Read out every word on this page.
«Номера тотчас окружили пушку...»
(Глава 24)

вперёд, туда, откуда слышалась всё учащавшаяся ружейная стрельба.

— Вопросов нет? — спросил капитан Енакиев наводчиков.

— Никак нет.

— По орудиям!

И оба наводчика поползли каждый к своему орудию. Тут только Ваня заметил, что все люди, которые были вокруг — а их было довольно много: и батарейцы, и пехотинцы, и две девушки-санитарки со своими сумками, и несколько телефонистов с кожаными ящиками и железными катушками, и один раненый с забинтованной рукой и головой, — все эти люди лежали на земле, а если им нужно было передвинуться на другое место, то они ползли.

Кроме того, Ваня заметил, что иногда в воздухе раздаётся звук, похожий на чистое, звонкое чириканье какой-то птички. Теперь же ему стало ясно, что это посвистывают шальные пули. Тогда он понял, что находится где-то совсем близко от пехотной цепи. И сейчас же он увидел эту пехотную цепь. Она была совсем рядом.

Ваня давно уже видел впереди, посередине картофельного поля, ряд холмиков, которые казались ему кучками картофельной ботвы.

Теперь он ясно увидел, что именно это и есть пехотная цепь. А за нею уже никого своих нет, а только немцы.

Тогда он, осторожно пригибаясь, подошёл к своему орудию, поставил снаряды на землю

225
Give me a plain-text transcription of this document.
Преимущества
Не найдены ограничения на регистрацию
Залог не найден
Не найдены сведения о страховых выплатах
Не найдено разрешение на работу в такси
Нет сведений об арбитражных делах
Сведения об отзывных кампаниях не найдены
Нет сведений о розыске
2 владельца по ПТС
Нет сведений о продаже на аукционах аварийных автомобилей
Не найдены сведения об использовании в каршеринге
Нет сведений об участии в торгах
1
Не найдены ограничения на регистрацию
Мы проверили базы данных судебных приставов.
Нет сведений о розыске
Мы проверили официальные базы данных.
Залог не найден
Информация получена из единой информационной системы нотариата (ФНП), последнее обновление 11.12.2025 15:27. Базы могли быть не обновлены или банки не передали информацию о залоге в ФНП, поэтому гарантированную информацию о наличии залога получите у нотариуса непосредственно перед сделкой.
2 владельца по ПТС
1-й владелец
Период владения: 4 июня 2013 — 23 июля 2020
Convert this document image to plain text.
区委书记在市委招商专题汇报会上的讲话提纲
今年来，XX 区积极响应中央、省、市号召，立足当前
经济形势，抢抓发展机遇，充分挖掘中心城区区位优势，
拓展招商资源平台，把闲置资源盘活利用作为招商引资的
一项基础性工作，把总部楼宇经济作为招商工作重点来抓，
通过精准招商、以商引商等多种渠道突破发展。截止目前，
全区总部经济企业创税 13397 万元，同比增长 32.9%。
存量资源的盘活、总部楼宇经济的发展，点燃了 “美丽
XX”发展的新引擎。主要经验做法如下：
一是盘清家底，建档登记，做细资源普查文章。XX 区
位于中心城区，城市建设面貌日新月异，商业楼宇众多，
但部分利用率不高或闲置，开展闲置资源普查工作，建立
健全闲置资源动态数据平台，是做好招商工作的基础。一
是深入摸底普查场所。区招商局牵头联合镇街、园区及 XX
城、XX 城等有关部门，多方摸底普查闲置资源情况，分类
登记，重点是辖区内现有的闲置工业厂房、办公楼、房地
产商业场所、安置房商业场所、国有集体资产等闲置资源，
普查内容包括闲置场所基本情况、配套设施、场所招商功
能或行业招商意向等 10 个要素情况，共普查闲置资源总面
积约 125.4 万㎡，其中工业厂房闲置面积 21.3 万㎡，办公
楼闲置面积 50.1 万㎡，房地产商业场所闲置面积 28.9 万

========================================

Looking at the records above, work out how many lines include the word "Теперь", then give that number by itself.

* WORKED ANSWER: 2